- Given request
Search the records for the word "this" and report each line that has it.

## Begin

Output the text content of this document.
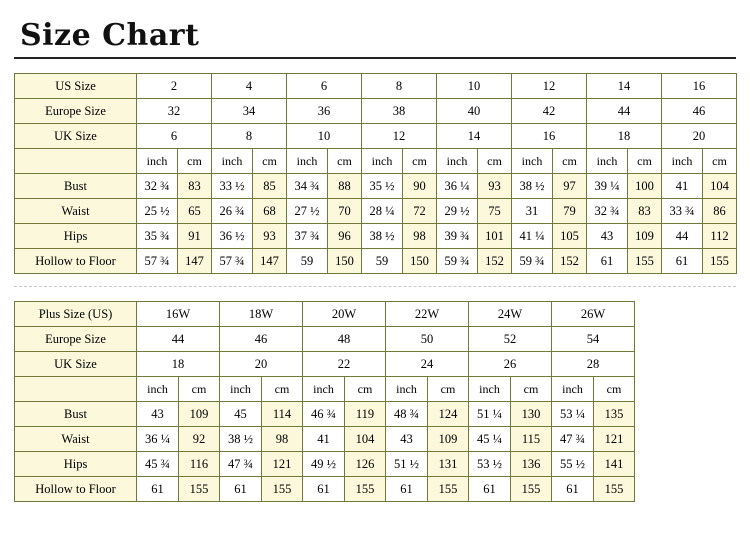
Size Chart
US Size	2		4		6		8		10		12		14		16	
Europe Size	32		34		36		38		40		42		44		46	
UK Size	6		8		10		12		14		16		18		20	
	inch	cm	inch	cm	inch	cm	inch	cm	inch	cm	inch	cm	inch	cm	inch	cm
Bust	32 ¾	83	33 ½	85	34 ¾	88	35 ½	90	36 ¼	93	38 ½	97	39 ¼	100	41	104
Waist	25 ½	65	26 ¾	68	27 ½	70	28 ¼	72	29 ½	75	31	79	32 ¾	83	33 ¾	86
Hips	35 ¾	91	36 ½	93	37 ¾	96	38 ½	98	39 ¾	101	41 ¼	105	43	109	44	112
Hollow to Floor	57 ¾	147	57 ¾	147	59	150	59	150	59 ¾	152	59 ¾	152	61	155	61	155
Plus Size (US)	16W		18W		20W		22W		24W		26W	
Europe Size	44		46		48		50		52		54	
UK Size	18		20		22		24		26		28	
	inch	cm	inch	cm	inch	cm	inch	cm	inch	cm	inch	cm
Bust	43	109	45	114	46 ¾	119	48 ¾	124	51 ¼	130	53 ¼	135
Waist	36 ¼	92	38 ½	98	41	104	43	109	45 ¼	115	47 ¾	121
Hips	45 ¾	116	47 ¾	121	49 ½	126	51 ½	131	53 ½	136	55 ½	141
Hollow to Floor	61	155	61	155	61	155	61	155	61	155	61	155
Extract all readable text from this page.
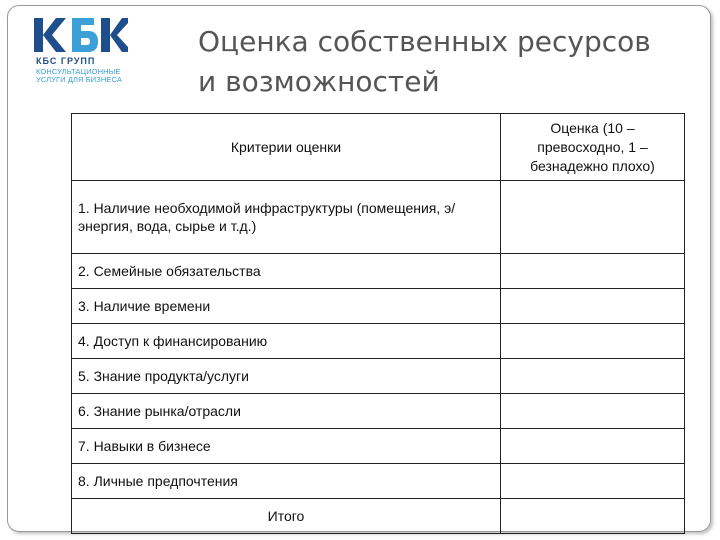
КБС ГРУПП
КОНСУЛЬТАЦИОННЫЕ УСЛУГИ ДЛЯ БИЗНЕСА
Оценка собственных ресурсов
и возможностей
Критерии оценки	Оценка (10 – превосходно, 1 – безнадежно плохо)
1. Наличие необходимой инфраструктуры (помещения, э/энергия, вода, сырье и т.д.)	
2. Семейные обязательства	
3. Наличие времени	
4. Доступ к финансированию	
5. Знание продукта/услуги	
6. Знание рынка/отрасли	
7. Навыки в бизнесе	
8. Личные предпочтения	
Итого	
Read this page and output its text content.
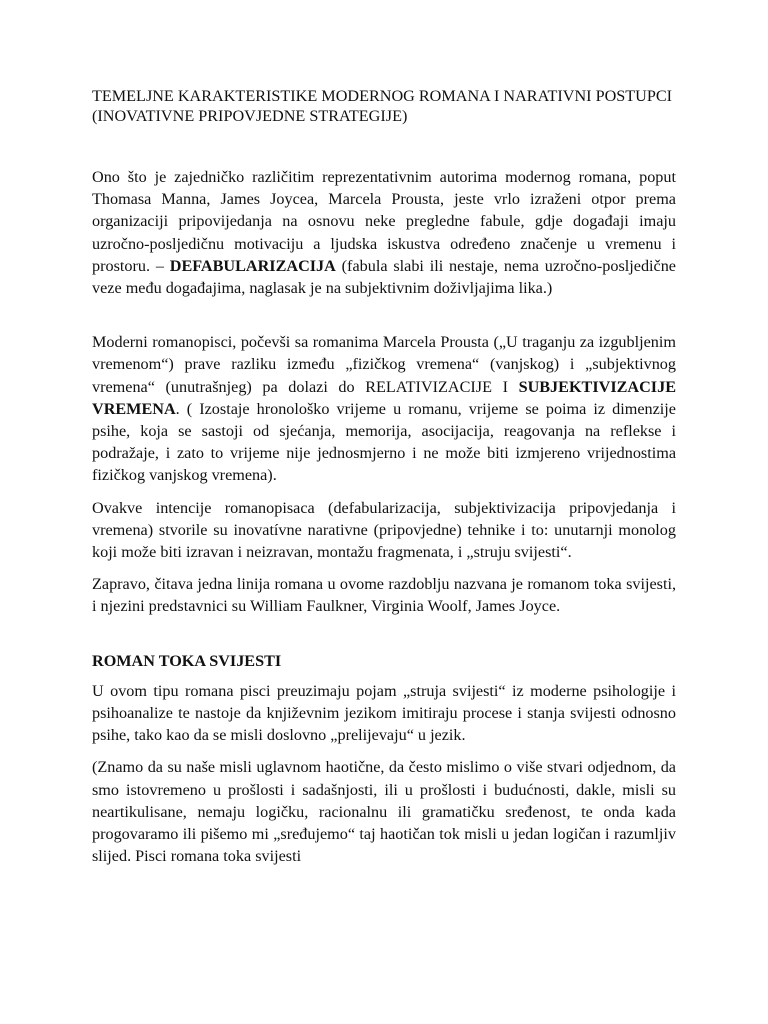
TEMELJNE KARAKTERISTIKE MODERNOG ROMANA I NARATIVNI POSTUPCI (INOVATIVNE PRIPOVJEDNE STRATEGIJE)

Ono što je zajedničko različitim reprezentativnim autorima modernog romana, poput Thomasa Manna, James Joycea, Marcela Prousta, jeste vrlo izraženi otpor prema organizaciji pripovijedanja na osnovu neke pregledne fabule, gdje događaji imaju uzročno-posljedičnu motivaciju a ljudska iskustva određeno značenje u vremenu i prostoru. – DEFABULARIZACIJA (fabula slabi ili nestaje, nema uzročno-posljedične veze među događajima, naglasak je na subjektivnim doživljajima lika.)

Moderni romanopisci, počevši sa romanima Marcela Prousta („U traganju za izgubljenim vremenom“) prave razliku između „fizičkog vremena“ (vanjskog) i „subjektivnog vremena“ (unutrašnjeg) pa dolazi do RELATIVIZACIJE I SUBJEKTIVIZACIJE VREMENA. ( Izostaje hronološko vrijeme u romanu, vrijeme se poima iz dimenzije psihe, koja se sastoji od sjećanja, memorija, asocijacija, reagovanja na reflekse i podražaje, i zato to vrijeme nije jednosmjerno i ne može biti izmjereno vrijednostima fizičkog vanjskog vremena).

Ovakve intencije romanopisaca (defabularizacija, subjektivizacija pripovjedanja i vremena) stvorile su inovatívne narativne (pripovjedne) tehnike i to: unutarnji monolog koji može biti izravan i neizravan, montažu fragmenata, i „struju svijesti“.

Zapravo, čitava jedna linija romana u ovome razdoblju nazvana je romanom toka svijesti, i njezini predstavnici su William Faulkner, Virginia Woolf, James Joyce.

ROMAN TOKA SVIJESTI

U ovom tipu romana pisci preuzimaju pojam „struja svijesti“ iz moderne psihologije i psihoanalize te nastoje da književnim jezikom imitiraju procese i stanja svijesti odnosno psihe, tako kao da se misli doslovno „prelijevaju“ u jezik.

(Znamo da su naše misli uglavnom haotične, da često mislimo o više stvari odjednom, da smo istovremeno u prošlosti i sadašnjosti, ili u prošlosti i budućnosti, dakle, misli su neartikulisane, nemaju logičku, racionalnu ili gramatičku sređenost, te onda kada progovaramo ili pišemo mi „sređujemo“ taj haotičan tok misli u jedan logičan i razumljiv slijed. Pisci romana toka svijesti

## End
## Begin

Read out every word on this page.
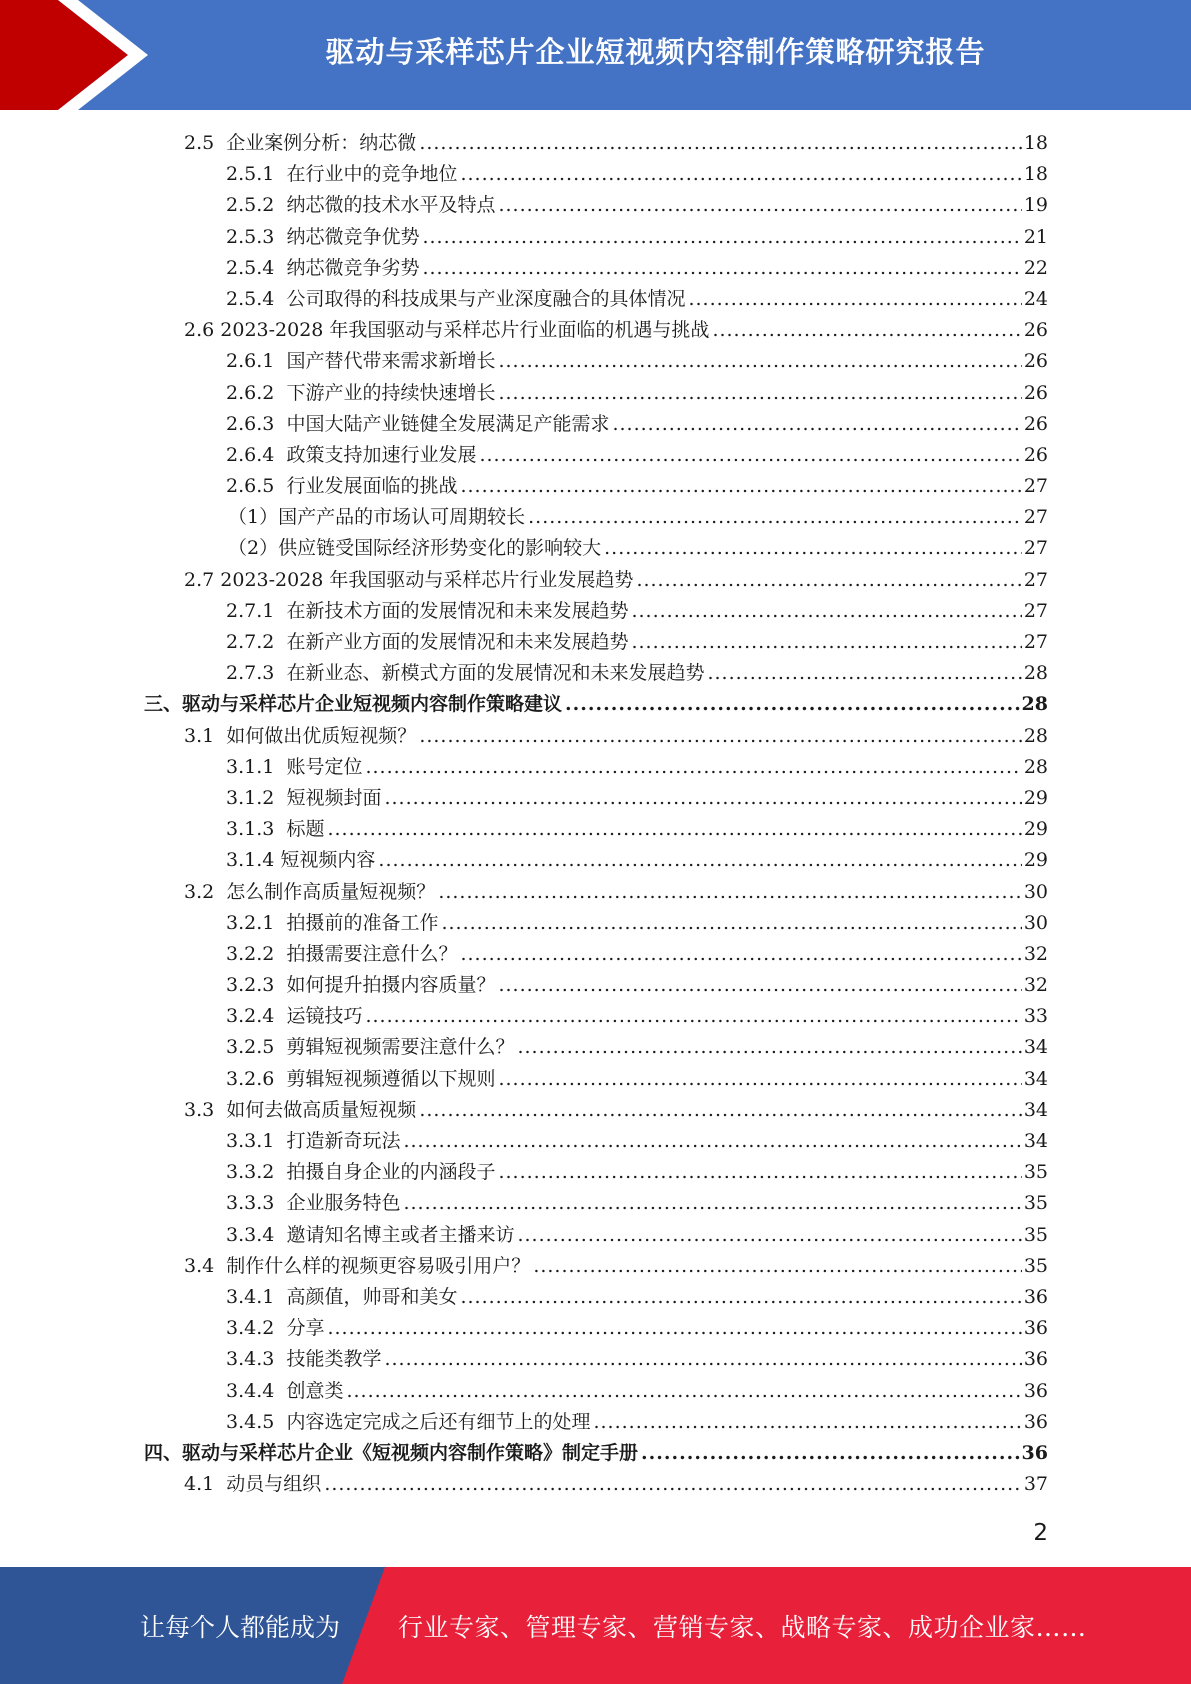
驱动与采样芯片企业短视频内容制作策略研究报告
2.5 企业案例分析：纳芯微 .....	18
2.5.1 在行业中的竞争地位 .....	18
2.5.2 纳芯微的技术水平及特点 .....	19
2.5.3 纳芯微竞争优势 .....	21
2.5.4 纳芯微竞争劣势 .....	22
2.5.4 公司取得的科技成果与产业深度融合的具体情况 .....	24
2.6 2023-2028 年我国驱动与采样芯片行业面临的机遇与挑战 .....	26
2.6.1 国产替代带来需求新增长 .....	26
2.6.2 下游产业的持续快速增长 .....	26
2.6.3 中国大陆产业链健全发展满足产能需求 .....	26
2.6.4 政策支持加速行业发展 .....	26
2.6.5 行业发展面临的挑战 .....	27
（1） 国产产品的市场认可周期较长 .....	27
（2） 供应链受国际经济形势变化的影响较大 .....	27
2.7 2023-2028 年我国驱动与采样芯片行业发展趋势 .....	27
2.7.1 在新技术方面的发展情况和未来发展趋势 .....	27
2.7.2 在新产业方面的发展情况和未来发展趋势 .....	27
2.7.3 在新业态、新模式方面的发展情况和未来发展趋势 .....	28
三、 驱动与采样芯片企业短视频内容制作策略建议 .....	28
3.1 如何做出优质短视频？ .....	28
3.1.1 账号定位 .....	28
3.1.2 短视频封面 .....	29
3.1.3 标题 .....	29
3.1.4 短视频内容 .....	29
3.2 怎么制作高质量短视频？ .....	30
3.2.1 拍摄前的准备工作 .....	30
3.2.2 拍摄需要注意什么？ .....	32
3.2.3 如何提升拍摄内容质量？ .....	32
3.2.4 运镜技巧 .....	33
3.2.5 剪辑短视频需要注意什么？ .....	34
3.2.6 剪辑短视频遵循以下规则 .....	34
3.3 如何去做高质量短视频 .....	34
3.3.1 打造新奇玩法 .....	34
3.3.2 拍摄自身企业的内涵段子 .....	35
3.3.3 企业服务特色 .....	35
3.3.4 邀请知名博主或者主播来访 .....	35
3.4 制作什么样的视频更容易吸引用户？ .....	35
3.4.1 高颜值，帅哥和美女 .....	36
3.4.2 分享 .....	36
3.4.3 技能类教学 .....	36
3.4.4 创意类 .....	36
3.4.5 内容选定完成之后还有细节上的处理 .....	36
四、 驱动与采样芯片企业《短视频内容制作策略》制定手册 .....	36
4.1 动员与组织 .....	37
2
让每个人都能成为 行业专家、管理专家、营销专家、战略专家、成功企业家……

## End

- Response below
Output the text content of this document.
Extract all readable text from this page.
Read this page and output its text content.
Read out every word on this page.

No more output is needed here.